▸ **WRITTEN PROBLEM 1**
Return everything from the start of the records down to the line containing "- param-label-zh: 污染物浓度: [143, 651, 204, 666]", with both ends included, exactly as the lines appear.

▸ **READING TEXT**

......

And I'm in the same boat as you.
As a parent, I will fly.
I'll fly.
When I flew to New York to see you or I flew in New Jersey,
I would have just flown there and then flown right home
just for the opportunity to sit there and watch movies uninterrupted
without my kids.
And I messed up on that ride.
On that plane, I was flipping through the movies and I was like,
well, what haven't I seen?
What should I catch up on?
And I was like, oh, here's one that I know everyone's been talking about called Marty Supreme.
That would be a good one for the plane ride.
I've never been more stressed out in my whole life than watching that movie.
Oh, right.
I like that movie a lot, but it is unplayed.
It's deeply stressful at every turn.
Don't get a second to rest.
No.
And I'm freaked out and, but I'm riveted.
So I'm freaked out.
I'm high tense.
I know that I'm high tension because when every time that they come on the speaker
and they want to talk to me and it pauses the movie, I lose my mind.
I want to yell at somebody.
I did.
Because you've been talking about being a parent and watching movies on planes for so many years.
that I knew it was important.
And at first I started the bride,
the Bride of Frankenstein movie,
yeah, by Maggie Gyllenhaal.
The reviews were not good,
but there were enough reviews that were like,
it's interesting that I thought maybe this would be one of the times
that I disagree with the reviews
and I appreciate a movie taking bold swings.
And like 10 minutes into it,
I was like, this is a mistake.
And you cannot see this through.
You can't.
This time is too valuable.
You have to abandon this.
And I mean, obviously, how the bride was meant to be watched, right?
And Project Hail Mary, for that matter, on a screen that's just a little bit bigger than your phone, but not as big as an iPad, constantly interrupted by a pilot telling you, there's dinner service starting.

......

▸ **WRITTEN PROBLEM 2**
Retype everything in the conversation about watching movies on planes from "that I knew" down to "taking bold swings.", word for word.

......

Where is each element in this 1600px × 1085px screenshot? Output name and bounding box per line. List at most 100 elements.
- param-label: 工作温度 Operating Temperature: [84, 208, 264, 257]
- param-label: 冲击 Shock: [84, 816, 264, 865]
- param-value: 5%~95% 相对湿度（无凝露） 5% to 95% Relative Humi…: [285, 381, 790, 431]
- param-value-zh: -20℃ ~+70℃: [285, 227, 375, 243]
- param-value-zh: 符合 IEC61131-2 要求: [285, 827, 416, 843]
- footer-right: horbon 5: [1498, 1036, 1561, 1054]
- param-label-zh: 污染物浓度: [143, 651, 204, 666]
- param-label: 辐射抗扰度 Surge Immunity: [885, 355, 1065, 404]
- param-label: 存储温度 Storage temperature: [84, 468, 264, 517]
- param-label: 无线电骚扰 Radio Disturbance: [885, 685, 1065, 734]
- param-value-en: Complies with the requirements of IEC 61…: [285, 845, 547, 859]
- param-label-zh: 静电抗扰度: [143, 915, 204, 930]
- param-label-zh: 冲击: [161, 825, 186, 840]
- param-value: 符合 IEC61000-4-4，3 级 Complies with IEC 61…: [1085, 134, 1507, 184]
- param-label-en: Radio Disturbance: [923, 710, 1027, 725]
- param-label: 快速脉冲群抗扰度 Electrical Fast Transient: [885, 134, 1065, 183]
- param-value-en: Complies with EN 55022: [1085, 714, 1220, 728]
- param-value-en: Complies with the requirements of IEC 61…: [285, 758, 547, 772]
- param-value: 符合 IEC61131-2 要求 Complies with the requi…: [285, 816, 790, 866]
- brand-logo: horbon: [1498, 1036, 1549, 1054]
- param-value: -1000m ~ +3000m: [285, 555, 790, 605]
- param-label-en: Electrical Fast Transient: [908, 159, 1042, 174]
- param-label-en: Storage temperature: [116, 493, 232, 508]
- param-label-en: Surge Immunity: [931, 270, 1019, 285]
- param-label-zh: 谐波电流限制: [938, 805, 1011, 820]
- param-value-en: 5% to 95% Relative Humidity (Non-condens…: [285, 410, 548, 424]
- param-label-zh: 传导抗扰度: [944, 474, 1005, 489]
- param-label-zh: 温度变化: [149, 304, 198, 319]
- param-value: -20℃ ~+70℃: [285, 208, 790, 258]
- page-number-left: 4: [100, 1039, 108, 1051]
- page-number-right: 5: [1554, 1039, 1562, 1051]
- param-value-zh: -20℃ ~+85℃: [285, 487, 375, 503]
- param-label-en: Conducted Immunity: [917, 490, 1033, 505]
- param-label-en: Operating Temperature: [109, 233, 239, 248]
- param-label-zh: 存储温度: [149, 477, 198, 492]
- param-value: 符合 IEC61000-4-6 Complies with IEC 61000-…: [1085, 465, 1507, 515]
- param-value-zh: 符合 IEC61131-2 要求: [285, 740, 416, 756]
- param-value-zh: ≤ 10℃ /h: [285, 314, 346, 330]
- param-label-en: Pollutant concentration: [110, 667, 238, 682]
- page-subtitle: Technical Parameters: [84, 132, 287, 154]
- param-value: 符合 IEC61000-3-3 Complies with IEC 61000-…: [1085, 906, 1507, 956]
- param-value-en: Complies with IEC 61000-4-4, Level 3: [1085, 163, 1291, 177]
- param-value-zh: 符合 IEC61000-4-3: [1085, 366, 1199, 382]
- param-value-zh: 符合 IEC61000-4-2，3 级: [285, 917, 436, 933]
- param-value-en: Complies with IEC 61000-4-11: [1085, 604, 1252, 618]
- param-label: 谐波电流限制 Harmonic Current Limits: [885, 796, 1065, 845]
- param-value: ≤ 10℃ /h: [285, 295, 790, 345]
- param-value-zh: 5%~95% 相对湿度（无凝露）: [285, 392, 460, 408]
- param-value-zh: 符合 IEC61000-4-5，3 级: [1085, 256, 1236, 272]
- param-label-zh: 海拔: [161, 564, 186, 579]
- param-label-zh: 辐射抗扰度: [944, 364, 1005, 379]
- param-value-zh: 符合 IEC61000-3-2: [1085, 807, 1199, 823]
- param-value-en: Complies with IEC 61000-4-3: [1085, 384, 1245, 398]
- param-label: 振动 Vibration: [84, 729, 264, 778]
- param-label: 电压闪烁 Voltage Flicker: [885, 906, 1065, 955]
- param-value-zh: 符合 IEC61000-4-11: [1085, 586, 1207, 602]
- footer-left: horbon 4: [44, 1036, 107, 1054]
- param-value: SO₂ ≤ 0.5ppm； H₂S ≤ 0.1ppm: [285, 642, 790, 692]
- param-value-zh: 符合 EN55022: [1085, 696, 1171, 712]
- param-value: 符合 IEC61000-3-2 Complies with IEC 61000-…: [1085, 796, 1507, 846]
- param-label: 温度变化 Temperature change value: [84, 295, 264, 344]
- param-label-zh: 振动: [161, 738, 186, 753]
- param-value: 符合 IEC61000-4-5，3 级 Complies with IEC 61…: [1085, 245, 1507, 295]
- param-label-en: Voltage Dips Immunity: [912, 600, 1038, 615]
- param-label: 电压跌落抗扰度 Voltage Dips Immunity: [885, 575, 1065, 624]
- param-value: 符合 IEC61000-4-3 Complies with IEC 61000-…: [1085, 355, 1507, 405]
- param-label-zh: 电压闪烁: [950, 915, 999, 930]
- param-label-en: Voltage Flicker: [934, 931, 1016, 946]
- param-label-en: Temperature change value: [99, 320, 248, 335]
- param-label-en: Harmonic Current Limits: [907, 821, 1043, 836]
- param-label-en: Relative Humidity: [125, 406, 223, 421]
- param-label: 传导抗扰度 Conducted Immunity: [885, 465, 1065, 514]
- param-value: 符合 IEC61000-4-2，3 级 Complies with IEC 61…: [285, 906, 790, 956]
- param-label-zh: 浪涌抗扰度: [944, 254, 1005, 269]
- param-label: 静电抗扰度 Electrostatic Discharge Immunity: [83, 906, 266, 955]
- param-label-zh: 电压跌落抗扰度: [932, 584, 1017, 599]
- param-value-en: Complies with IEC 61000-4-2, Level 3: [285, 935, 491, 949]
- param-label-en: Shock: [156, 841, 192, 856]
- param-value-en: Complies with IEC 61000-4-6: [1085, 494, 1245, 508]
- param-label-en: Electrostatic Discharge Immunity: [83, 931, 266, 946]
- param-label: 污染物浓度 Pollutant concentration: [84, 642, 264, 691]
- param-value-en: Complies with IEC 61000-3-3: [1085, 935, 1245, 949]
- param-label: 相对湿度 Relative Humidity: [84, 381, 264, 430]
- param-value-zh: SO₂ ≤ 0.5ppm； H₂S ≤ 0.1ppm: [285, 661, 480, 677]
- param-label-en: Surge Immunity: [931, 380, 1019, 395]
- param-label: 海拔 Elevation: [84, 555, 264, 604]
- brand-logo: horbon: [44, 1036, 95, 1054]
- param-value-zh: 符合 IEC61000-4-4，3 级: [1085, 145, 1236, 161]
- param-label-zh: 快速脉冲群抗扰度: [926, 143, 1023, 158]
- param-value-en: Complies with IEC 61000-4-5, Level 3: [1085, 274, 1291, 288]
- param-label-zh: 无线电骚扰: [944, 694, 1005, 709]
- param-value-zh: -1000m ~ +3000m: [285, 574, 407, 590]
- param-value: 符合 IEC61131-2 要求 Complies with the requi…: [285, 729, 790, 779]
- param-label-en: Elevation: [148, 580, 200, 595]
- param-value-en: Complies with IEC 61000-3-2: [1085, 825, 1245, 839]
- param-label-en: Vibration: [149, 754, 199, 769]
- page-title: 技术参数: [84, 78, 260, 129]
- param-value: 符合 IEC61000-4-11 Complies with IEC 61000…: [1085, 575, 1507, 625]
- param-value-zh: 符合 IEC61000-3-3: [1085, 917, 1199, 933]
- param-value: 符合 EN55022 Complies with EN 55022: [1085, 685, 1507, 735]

......

▸ **RESPONSE 1**
Where is each element in this 1600px × 1085px screenshot? Output name and bounding box per line. List at most 100 elements.
- param-label: 工作温度 Operating Temperature: [84, 208, 264, 257]
- param-label: 冲击 Shock: [84, 816, 264, 865]
- param-value: 5%~95% 相对湿度（无凝露） 5% to 95% Relative Humi…: [285, 381, 790, 431]
- param-value-zh: -20℃ ~+70℃: [285, 227, 375, 243]
- param-value-zh: 符合 IEC61131-2 要求: [285, 827, 416, 843]
- footer-right: horbon 5: [1498, 1036, 1561, 1054]
- param-label-zh: 污染物浓度: [143, 651, 204, 666]

▸ **RESPONSE 2**
that I knew it was important.
And at first I started the bride,
the Bride of Frankenstein movie,
yeah, by Maggie Gyllenhaal.
The reviews were not good,
but there were enough reviews that were like,
it's interesting that I thought maybe this would be one of the times
that I disagree with the reviews
and I appreciate a movie taking bold swings.